::: EXERCISE INPUTS :::

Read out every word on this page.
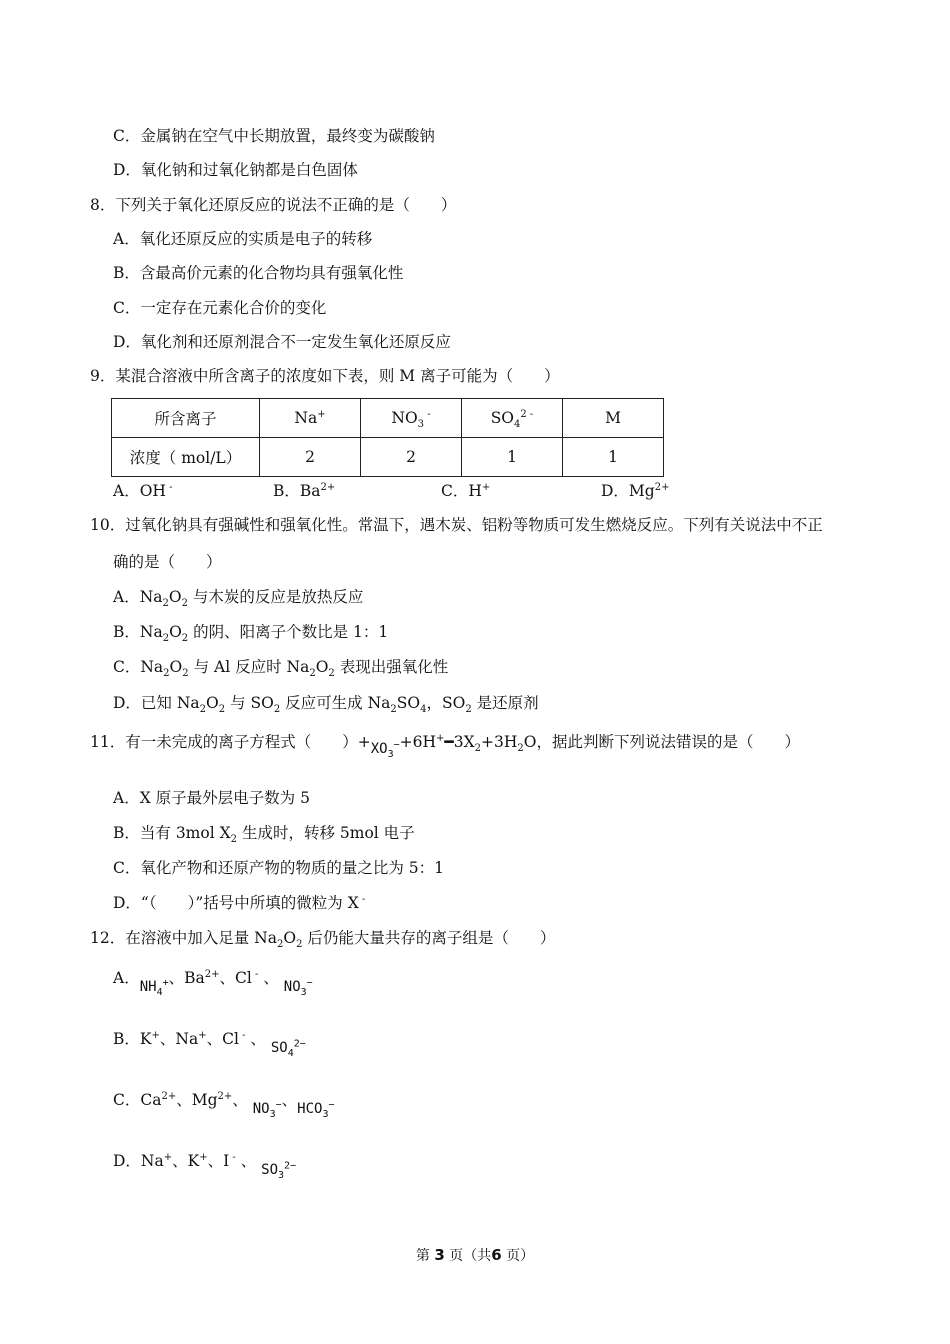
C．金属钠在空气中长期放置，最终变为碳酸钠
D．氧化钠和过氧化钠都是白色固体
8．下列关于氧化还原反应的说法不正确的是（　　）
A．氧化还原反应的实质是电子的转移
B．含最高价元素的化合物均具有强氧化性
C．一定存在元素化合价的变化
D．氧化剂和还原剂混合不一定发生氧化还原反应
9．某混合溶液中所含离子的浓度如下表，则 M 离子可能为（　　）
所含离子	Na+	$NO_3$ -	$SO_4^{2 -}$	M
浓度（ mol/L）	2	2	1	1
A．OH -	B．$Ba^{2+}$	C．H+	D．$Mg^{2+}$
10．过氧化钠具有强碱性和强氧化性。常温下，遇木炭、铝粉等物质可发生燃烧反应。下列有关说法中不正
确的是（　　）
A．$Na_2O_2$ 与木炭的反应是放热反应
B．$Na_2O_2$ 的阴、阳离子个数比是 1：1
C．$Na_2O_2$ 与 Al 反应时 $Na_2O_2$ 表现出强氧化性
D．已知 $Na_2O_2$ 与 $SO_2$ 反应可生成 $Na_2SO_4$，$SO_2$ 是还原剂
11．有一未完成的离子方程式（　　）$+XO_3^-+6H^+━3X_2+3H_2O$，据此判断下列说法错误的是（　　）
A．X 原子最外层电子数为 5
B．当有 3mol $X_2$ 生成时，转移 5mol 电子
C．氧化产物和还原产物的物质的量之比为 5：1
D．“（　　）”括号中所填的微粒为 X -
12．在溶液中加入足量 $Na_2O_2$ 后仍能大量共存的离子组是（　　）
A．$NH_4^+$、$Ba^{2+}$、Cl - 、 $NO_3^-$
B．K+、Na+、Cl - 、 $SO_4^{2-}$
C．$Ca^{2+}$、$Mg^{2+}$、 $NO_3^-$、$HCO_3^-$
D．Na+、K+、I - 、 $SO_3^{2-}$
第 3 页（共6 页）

:::

PROBLEM TO SOLVE: Reproduce each record from above exactly; pictures do not belong in the copy.

RESPONSE TO THE EXERCISE:
Read out every word on this page.
C．金属钠在空气中长期放置，最终变为碳酸钠
D．氧化钠和过氧化钠都是白色固体
8．下列关于氧化还原反应的说法不正确的是（　　）
A．氧化还原反应的实质是电子的转移
B．含最高价元素的化合物均具有强氧化性
C．一定存在元素化合价的变化
D．氧化剂和还原剂混合不一定发生氧化还原反应
9．某混合溶液中所含离子的浓度如下表，则 M 离子可能为（　　）
所含离子	Na+	$NO_3$ -	$SO_4^{2 -}$	M
浓度（ mol/L）	2	2	1	1
A．OH -	B．$Ba^{2+}$	C．H+	D．$Mg^{2+}$
10．过氧化钠具有强碱性和强氧化性。常温下，遇木炭、铝粉等物质可发生燃烧反应。下列有关说法中不正
确的是（　　）
A．$Na_2O_2$ 与木炭的反应是放热反应
B．$Na_2O_2$ 的阴、阳离子个数比是 1：1
C．$Na_2O_2$ 与 Al 反应时 $Na_2O_2$ 表现出强氧化性
D．已知 $Na_2O_2$ 与 $SO_2$ 反应可生成 $Na_2SO_4$，$SO_2$ 是还原剂
11．有一未完成的离子方程式（　　）$+XO_3^-+6H^+━3X_2+3H_2O$，据此判断下列说法错误的是（　　）
A．X 原子最外层电子数为 5
B．当有 3mol $X_2$ 生成时，转移 5mol 电子
C．氧化产物和还原产物的物质的量之比为 5：1
D．“（　　）”括号中所填的微粒为 X -
12．在溶液中加入足量 $Na_2O_2$ 后仍能大量共存的离子组是（　　）
A．$NH_4^+$、$Ba^{2+}$、Cl - 、 $NO_3^-$
B．K+、Na+、Cl - 、 $SO_4^{2-}$
C．$Ca^{2+}$、$Mg^{2+}$、 $NO_3^-$、$HCO_3^-$
D．Na+、K+、I - 、 $SO_3^{2-}$
第 3 页（共6 页）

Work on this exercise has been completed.